====== Supplied data ======

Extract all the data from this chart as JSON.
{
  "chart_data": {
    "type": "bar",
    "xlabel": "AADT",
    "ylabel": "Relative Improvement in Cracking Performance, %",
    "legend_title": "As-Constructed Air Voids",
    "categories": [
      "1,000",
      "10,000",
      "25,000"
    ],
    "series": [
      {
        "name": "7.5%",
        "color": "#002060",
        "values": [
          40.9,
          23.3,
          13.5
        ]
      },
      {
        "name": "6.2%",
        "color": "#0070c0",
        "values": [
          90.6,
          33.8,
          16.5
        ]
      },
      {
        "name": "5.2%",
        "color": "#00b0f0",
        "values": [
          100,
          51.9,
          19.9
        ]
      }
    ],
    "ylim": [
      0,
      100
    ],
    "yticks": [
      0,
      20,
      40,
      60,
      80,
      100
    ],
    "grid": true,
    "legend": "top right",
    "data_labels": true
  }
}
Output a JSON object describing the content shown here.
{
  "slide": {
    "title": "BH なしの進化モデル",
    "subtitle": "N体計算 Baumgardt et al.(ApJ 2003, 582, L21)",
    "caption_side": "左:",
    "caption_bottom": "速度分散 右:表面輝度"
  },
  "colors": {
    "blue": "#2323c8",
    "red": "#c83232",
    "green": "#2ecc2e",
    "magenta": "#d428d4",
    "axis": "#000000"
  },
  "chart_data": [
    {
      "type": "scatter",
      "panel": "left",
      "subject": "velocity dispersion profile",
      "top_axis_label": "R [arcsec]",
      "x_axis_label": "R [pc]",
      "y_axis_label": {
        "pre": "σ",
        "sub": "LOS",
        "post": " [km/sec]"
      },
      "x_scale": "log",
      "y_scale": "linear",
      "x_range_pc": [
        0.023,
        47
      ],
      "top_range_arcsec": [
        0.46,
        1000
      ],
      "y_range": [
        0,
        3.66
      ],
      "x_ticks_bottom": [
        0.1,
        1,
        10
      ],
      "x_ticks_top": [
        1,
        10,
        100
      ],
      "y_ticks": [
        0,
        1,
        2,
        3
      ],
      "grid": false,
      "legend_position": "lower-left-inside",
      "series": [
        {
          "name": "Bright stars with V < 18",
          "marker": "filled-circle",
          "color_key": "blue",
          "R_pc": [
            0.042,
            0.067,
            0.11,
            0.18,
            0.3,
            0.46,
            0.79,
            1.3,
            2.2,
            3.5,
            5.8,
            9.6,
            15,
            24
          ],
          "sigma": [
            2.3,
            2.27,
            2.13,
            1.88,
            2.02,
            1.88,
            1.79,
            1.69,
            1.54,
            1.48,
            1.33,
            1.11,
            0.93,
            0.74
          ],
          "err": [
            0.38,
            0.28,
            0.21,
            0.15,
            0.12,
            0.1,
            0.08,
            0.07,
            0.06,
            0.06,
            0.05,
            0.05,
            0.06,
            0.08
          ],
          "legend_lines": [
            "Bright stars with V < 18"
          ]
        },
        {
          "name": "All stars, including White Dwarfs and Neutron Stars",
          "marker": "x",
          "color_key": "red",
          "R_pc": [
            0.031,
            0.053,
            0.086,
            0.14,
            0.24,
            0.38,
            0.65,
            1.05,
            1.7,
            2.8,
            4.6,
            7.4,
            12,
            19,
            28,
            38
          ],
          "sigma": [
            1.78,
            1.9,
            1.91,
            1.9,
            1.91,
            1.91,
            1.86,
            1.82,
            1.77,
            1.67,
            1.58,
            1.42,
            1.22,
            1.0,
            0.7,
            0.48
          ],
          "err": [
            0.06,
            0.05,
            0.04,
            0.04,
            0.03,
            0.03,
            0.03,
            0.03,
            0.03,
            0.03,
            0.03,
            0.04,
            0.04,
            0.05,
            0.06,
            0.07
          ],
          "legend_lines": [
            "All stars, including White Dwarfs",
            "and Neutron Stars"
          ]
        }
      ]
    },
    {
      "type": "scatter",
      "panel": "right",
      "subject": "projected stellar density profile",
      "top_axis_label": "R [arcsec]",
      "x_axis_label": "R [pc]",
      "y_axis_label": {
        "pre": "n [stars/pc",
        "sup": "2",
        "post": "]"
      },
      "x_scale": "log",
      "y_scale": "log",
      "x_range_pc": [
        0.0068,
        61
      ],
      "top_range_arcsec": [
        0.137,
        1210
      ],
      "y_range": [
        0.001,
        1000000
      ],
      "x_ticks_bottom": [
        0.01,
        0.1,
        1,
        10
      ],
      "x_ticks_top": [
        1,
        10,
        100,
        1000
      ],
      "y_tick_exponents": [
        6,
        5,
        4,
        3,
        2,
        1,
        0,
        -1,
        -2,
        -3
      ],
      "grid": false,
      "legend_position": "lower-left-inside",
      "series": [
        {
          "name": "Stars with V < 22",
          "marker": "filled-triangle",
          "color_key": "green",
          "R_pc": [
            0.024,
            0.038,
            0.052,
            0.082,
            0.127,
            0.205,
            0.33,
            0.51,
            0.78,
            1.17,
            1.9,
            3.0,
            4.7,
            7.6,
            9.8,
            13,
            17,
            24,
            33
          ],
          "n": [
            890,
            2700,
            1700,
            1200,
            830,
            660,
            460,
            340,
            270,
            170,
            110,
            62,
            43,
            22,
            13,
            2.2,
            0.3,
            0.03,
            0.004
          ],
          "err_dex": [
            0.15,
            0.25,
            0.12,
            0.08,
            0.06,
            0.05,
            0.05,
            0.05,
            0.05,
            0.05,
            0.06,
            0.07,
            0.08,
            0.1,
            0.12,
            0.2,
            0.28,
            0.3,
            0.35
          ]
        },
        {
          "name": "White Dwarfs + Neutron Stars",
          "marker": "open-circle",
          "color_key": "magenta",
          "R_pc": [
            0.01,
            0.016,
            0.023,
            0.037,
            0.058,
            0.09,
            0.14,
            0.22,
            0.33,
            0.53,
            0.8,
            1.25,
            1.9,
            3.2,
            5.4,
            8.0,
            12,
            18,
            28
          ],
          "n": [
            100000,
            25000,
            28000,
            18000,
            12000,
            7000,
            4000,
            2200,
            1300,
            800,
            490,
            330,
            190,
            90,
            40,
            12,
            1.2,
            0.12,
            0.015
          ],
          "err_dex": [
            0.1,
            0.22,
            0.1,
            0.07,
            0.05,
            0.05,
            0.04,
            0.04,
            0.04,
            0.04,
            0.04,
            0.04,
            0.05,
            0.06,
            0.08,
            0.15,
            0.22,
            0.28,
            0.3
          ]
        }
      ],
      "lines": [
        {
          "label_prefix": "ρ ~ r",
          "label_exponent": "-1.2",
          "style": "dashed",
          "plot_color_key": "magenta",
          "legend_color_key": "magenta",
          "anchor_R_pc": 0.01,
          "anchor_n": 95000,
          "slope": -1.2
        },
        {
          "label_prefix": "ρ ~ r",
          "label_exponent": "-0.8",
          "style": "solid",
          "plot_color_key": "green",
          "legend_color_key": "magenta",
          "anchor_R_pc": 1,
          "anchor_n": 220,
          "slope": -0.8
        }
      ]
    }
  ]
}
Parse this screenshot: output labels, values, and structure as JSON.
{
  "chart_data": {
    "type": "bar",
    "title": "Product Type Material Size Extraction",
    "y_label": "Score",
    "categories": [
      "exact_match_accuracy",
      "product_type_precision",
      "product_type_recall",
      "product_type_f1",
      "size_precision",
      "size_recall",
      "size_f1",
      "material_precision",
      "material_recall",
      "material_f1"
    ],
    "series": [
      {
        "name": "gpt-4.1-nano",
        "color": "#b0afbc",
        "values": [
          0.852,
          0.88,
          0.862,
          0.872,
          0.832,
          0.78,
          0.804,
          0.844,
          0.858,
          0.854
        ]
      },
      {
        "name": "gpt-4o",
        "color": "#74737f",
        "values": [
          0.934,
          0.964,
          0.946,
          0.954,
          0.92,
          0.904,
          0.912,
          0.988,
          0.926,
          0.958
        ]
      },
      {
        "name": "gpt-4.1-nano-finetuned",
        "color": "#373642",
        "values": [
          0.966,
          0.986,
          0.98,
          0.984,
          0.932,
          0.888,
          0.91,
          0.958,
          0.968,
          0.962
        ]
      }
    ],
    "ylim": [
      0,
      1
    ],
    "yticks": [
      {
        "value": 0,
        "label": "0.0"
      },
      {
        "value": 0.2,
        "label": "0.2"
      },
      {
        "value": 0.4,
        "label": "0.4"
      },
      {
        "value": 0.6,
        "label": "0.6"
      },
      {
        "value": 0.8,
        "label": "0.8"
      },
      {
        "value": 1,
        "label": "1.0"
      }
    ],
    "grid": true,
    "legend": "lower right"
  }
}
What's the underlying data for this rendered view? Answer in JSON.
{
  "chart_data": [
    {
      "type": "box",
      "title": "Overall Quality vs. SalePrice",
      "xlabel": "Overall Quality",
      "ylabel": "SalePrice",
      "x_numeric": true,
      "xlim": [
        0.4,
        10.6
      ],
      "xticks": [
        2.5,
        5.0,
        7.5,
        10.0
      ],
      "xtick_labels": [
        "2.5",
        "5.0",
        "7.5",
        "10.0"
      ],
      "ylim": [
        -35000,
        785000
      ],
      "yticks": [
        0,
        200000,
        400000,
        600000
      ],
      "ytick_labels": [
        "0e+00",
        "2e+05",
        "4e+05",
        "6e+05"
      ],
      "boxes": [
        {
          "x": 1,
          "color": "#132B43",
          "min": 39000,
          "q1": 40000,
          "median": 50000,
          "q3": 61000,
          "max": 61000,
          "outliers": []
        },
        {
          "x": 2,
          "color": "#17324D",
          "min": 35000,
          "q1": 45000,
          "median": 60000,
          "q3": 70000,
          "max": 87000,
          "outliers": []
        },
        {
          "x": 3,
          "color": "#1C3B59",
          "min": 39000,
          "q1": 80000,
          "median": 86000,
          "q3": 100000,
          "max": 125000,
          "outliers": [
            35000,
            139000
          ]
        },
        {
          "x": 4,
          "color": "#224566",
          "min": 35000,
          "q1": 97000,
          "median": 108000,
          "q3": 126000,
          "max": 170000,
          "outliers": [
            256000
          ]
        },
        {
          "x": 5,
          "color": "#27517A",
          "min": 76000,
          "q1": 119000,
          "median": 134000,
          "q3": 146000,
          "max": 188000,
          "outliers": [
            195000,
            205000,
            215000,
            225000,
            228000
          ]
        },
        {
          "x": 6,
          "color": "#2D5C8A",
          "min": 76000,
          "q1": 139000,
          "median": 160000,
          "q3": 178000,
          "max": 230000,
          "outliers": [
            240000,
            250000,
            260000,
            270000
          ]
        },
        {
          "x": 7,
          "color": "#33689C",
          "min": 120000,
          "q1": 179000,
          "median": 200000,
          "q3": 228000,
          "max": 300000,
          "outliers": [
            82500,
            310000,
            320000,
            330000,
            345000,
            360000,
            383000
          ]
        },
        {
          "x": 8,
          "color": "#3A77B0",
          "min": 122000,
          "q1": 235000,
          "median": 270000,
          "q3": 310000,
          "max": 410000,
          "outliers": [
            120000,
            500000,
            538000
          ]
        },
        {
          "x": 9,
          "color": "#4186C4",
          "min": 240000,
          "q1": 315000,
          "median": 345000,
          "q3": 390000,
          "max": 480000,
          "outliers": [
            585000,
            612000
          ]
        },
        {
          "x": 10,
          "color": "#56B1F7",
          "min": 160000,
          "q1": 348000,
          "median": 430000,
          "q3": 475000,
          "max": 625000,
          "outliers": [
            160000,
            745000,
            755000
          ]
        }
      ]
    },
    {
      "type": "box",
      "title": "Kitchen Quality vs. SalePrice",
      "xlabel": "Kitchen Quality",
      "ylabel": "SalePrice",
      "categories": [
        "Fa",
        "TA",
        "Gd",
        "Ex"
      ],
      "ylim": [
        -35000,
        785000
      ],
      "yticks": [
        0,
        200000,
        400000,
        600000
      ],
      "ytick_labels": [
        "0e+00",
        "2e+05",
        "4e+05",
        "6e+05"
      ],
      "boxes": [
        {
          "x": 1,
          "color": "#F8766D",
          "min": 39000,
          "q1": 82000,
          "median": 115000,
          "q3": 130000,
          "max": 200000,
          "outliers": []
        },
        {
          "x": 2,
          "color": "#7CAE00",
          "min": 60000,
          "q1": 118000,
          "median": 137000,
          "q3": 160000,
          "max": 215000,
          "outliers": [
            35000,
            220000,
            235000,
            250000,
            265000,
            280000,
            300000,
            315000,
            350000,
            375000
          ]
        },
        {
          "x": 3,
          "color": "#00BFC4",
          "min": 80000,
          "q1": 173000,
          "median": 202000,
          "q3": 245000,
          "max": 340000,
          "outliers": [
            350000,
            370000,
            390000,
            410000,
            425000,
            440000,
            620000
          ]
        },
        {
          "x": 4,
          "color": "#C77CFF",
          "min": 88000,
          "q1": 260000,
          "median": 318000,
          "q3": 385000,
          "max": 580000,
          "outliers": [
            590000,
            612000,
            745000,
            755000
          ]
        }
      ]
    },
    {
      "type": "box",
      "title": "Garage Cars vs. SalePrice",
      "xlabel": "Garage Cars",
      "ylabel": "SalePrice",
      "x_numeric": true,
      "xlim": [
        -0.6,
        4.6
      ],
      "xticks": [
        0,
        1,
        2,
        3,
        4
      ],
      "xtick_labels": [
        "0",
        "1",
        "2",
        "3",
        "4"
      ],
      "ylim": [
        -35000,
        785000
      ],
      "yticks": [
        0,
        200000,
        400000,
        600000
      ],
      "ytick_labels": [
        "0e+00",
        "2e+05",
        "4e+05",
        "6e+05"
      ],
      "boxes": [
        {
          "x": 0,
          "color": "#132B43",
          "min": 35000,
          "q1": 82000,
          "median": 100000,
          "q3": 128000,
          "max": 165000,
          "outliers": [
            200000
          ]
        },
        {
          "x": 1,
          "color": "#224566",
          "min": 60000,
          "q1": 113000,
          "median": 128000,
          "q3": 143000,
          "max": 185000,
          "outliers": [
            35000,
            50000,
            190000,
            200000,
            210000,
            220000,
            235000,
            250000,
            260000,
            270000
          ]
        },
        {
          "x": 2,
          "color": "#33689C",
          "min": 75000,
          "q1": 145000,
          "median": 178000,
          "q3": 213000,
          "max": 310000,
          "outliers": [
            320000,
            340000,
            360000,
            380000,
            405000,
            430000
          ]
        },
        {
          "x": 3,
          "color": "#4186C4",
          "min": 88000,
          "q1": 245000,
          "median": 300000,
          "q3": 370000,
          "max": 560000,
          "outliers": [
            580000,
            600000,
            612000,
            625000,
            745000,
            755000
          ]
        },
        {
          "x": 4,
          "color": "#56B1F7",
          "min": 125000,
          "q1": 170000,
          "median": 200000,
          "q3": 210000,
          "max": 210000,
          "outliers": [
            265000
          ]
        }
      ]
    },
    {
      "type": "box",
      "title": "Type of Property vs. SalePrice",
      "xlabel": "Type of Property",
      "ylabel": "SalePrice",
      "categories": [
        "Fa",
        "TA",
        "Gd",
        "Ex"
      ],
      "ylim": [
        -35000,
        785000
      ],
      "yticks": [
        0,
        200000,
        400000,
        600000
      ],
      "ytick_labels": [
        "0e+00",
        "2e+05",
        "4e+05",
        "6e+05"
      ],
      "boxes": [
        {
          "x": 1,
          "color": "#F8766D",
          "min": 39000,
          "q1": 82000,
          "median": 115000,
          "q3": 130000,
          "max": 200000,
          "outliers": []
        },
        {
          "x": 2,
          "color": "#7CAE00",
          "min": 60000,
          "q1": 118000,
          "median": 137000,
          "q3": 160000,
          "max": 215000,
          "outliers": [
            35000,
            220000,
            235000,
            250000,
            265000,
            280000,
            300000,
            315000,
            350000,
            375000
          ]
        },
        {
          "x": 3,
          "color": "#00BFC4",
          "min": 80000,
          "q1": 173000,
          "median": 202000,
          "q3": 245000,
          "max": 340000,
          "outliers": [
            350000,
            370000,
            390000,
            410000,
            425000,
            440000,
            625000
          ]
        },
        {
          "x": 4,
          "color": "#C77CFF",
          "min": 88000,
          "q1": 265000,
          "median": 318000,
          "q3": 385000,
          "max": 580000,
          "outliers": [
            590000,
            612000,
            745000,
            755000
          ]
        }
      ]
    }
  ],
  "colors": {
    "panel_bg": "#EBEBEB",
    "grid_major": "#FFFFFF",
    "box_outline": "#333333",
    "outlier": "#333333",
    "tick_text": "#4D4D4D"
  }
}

======

[The problem]
Identify which lines contain the word "including" and copy each one.

[Solution to this exercise]
          "name": "All stars, including White Dwarfs and Neutron Stars",
            "All stars, including White Dwarfs",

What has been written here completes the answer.